**Exercise objective**
Go through the records and show each line where the word "Pilotage" occurs.

[Begin]

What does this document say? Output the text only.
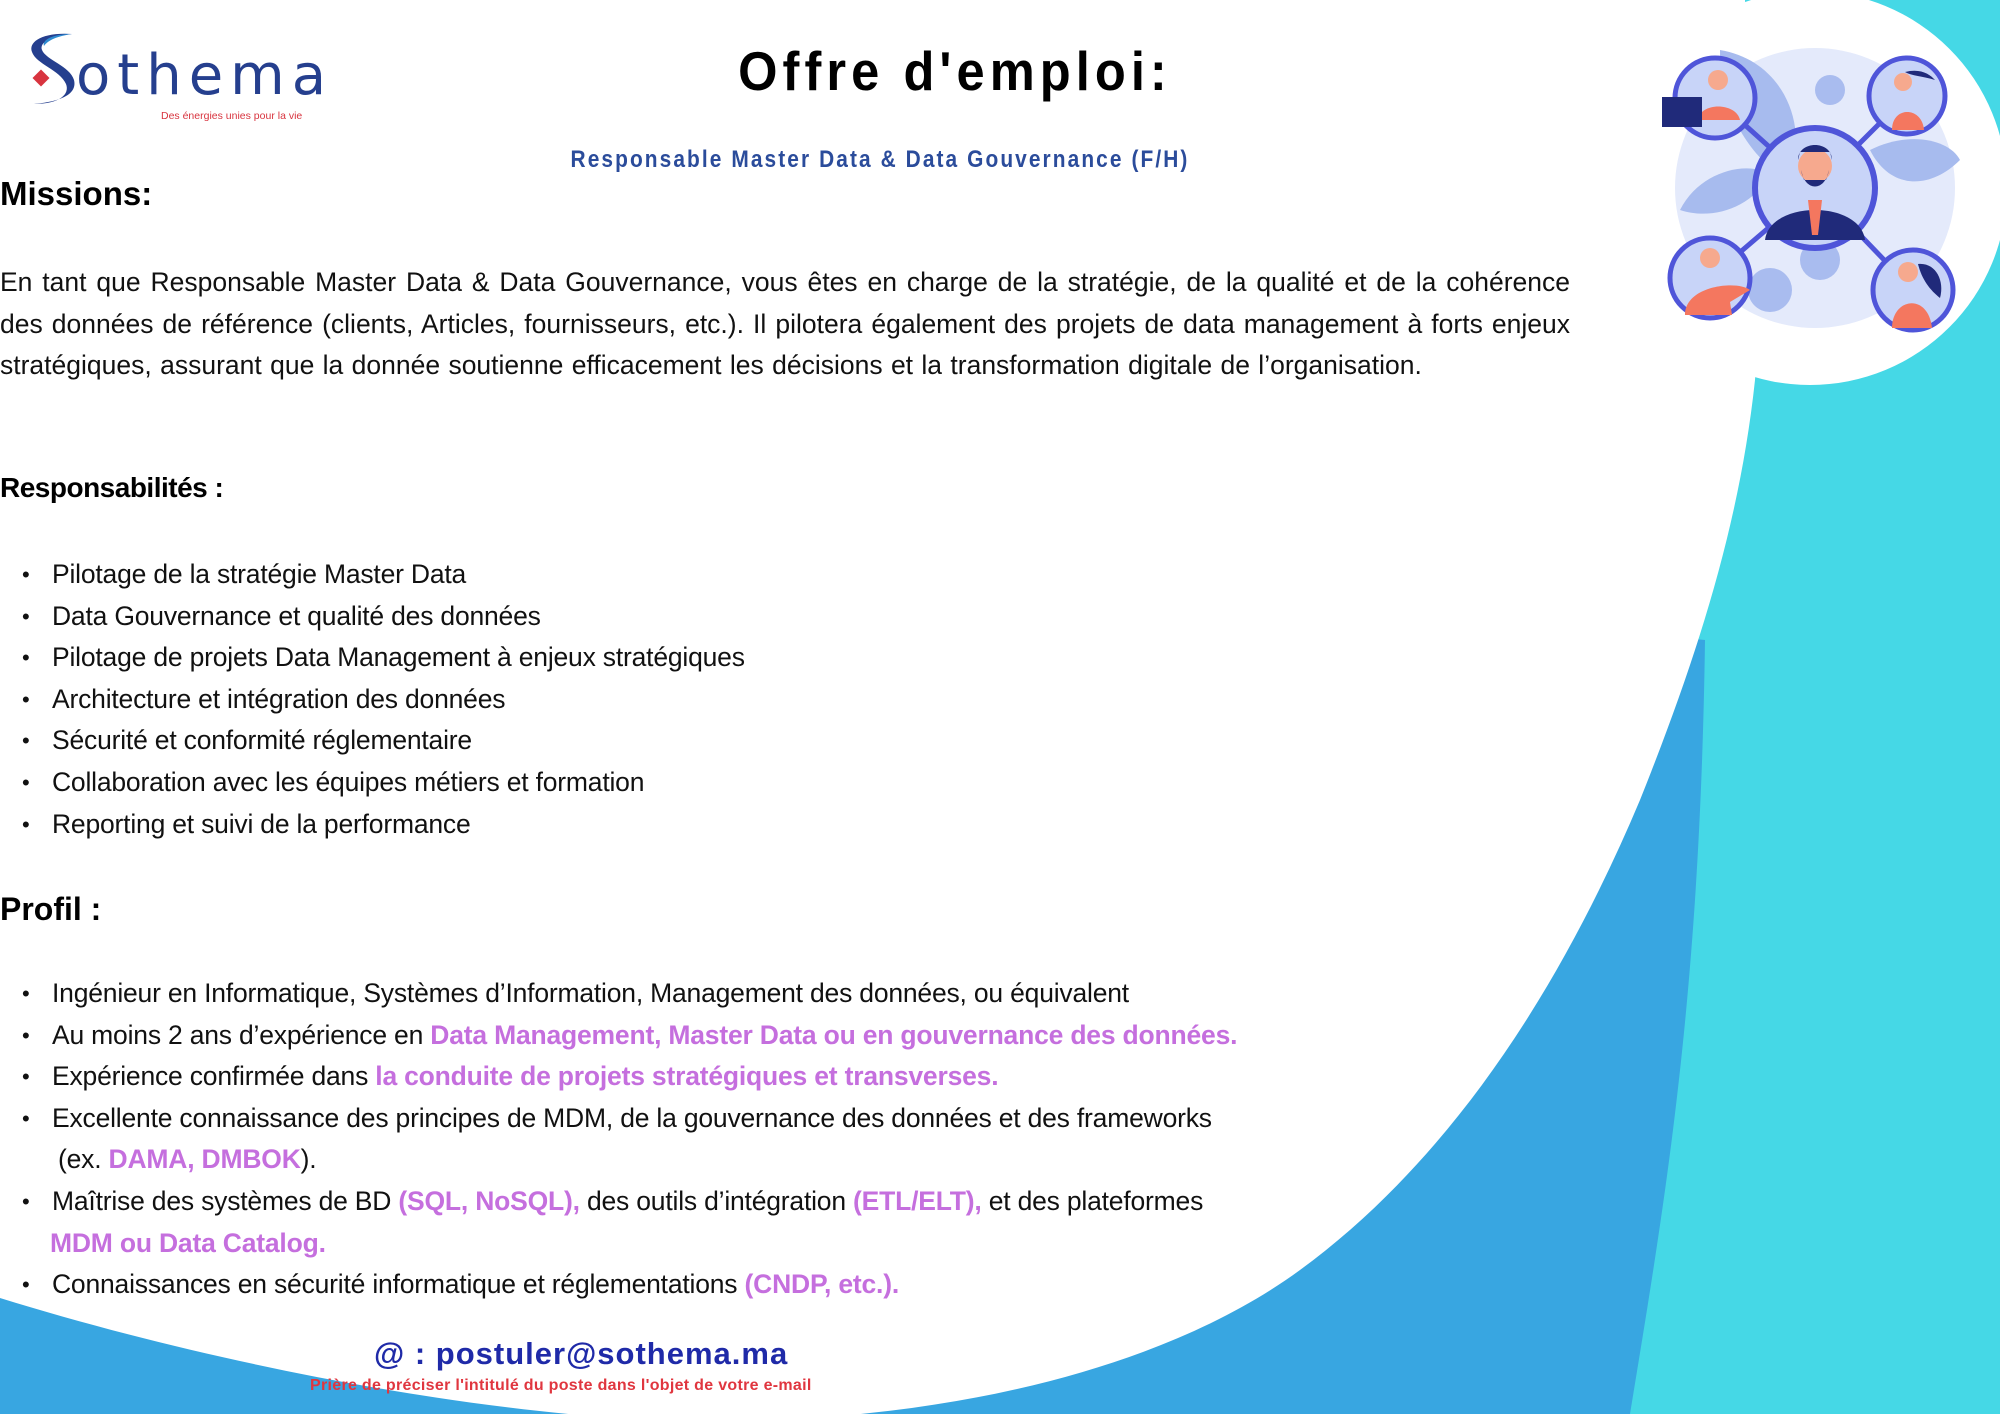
othema
Des énergies unies pour la vie
Offre d'emploi:
Responsable Master Data & Data Gouvernance (F/H)
Missions:
En tant que Responsable Master Data & Data Gouvernance, vous êtes en charge de la stratégie, de la qualité et de la cohérence des données de référence (clients, Articles, fournisseurs, etc.). Il pilotera également des projets de data management à forts enjeux stratégiques, assurant que la donnée soutienne efficacement les décisions et la transformation digitale de l’organisation.
Responsabilités :
• Pilotage de la stratégie Master Data
• Data Gouvernance et qualité des données
• Pilotage de projets Data Management à enjeux stratégiques
• Architecture et intégration des données
• Sécurité et conformité réglementaire
• Collaboration avec les équipes métiers et formation
• Reporting et suivi de la performance
Profil :
• Ingénieur en Informatique, Systèmes d’Information, Management des données, ou équivalent
• Au moins 2 ans d’expérience en Data Management, Master Data ou en gouvernance des données.
• Expérience confirmée dans la conduite de projets stratégiques et transverses.
• Excellente connaissance des principes de MDM, de la gouvernance des données et des frameworks
(ex. DAMA, DMBOK).
• Maîtrise des systèmes de BD (SQL, NoSQL), des outils d’intégration (ETL/ELT), et des plateformes
MDM ou Data Catalog.
• Connaissances en sécurité informatique et réglementations (CNDP, etc.).
@ : postuler@sothema.ma
Prière de préciser l'intitulé du poste dans l'objet de votre e-mail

[End]

**Answer to the exercise**
• Pilotage de la stratégie Master Data
• Pilotage de projets Data Management à enjeux stratégiques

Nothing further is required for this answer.